## begin Source records

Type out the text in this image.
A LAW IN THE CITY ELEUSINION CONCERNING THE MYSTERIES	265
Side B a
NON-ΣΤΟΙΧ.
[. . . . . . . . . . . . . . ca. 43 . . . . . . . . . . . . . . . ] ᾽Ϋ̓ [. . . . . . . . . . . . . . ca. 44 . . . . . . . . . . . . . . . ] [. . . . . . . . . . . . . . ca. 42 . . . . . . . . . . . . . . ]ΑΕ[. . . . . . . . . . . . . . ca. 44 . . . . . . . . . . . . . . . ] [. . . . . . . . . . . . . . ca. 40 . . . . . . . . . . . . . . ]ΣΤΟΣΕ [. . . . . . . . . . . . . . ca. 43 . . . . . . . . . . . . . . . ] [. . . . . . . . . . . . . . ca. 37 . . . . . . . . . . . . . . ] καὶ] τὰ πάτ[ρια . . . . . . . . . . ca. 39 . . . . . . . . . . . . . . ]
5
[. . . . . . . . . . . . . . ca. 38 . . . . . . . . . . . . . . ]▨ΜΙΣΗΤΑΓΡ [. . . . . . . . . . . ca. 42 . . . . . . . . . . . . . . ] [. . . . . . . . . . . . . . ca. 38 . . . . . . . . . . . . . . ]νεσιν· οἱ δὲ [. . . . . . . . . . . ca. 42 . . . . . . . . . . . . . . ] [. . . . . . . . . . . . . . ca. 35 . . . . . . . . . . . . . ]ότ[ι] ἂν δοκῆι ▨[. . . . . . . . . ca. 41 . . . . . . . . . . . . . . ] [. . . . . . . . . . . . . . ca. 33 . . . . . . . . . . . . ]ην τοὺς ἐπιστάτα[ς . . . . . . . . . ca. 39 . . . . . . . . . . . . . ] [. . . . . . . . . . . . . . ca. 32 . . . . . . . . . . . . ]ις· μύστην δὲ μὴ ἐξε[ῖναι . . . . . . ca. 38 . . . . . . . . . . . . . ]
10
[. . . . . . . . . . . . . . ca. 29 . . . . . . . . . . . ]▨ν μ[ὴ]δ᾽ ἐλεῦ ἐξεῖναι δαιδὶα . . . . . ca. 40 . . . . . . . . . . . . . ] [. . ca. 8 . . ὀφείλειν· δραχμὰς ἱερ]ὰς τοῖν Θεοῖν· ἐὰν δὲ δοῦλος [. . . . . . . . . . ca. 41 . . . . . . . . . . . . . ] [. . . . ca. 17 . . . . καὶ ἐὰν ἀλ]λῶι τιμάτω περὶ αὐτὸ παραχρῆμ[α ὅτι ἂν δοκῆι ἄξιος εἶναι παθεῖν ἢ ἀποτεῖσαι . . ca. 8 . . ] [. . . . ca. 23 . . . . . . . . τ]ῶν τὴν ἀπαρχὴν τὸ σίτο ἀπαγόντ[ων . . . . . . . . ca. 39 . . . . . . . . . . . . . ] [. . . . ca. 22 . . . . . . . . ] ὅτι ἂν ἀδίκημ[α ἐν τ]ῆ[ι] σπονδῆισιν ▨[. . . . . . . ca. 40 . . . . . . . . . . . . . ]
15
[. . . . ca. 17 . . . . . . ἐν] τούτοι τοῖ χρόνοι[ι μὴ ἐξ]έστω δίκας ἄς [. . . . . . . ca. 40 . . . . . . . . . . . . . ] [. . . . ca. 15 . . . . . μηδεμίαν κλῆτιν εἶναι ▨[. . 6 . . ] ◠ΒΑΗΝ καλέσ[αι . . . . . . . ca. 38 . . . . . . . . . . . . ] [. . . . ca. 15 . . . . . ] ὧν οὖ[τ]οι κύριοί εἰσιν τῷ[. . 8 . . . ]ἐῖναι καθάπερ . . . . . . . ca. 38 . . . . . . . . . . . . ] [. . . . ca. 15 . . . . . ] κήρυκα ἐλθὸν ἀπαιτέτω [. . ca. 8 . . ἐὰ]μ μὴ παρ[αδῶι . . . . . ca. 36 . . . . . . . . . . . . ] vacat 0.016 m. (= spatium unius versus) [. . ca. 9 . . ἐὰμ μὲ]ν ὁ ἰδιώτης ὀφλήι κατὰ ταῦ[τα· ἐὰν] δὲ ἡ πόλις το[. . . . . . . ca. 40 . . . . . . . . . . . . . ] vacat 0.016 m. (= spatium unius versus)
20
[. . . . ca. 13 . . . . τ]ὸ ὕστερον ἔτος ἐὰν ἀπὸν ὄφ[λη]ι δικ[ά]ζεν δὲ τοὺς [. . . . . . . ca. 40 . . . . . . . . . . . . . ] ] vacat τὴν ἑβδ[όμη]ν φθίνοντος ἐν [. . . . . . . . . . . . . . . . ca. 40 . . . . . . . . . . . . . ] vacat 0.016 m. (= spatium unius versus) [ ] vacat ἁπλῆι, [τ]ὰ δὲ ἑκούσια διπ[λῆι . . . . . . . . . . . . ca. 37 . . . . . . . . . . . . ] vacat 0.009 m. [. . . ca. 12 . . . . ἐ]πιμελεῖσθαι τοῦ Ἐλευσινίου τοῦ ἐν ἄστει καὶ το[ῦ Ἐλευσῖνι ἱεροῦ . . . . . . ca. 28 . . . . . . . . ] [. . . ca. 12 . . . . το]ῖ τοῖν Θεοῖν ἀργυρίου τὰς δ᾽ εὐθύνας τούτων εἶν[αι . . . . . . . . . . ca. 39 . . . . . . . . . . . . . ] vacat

## end Source records

__Given problem__: Look through the data above. Each line containing the word "vacat" needs to be copied.

__Task result__:
[. . . . ca. 17 . . . . . . ἐν] τούτοι τοῖ χρόνοι[ι μὴ ἐξ]έστω δίκας ἄς [. . . . . . . ca. 40 . . . . . . . . . . . . . ] [. . . . ca. 15 . . . . . μηδεμίαν κλῆτιν εἶναι ▨[. . 6 . . ] ◠ΒΑΗΝ καλέσ[αι . . . . . . . ca. 38 . . . . . . . . . . . . ] [. . . . ca. 15 . . . . . ] ὧν οὖ[τ]οι κύριοί εἰσιν τῷ[. . 8 . . . ]ἐῖναι καθάπερ . . . . . . . ca. 38 . . . . . . . . . . . . ] [. . . . ca. 15 . . . . . ] κήρυκα ἐλθὸν ἀπαιτέτω [. . ca. 8 . . ἐὰ]μ μὴ παρ[αδῶι . . . . . ca. 36 . . . . . . . . . . . . ] vacat 0.016 m. (= spatium unius versus) [. . ca. 9 . . ἐὰμ μὲ]ν ὁ ἰδιώτης ὀφλήι κατὰ ταῦ[τα· ἐὰν] δὲ ἡ πόλις το[. . . . . . . ca. 40 . . . . . . . . . . . . . ] vacat 0.016 m. (= spatium unius versus)
[. . . . ca. 13 . . . . τ]ὸ ὕστερον ἔτος ἐὰν ἀπὸν ὄφ[λη]ι δικ[ά]ζεν δὲ τοὺς [. . . . . . . ca. 40 . . . . . . . . . . . . . ] ] vacat τὴν ἑβδ[όμη]ν φθίνοντος ἐν [. . . . . . . . . . . . . . . . ca. 40 . . . . . . . . . . . . . ] vacat 0.016 m. (= spatium unius versus) [ ] vacat ἁπλῆι, [τ]ὰ δὲ ἑκούσια διπ[λῆι . . . . . . . . . . . . ca. 37 . . . . . . . . . . . . ] vacat 0.009 m. [. . . ca. 12 . . . . ἐ]πιμελεῖσθαι τοῦ Ἐλευσινίου τοῦ ἐν ἄστει καὶ το[ῦ Ἐλευσῖνι ἱεροῦ . . . . . . ca. 28 . . . . . . . . ] [. . . ca. 12 . . . . το]ῖ τοῖν Θεοῖν ἀργυρίου τὰς δ᾽ εὐθύνας τούτων εἶν[αι . . . . . . . . . . ca. 39 . . . . . . . . . . . . . ] vacat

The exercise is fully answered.